§ Data supplied
[BEGIN]
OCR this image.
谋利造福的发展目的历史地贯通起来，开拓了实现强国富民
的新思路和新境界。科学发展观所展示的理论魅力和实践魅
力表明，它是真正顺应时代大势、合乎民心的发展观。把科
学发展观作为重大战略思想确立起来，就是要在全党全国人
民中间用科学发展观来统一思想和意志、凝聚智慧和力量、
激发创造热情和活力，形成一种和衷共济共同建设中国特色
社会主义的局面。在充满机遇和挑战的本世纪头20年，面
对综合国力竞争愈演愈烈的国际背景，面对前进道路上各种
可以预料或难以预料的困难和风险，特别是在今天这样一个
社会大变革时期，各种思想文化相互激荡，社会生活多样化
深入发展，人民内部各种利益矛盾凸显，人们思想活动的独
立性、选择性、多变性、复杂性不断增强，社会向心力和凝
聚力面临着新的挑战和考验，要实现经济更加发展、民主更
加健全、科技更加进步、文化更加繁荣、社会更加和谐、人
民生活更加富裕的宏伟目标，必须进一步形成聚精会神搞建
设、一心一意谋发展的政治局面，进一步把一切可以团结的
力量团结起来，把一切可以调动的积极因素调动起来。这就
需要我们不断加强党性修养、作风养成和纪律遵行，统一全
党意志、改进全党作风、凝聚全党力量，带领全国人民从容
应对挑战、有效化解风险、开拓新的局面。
[END]
§ What is expected
Would you restate each of the entries word for word?

§ Expected answer
OCR this image.
谋利造福的发展目的历史地贯通起来，开拓了实现强国富民
的新思路和新境界。科学发展观所展示的理论魅力和实践魅
力表明，它是真正顺应时代大势、合乎民心的发展观。把科
学发展观作为重大战略思想确立起来，就是要在全党全国人
民中间用科学发展观来统一思想和意志、凝聚智慧和力量、
激发创造热情和活力，形成一种和衷共济共同建设中国特色
社会主义的局面。在充满机遇和挑战的本世纪头20年，面
对综合国力竞争愈演愈烈的国际背景，面对前进道路上各种
可以预料或难以预料的困难和风险，特别是在今天这样一个
社会大变革时期，各种思想文化相互激荡，社会生活多样化
深入发展，人民内部各种利益矛盾凸显，人们思想活动的独
立性、选择性、多变性、复杂性不断增强，社会向心力和凝
聚力面临着新的挑战和考验，要实现经济更加发展、民主更
加健全、科技更加进步、文化更加繁荣、社会更加和谐、人
民生活更加富裕的宏伟目标，必须进一步形成聚精会神搞建
设、一心一意谋发展的政治局面，进一步把一切可以团结的
力量团结起来，把一切可以调动的积极因素调动起来。这就
需要我们不断加强党性修养、作风养成和纪律遵行，统一全
党意志、改进全党作风、凝聚全党力量，带领全国人民从容
应对挑战、有效化解风险、开拓新的局面。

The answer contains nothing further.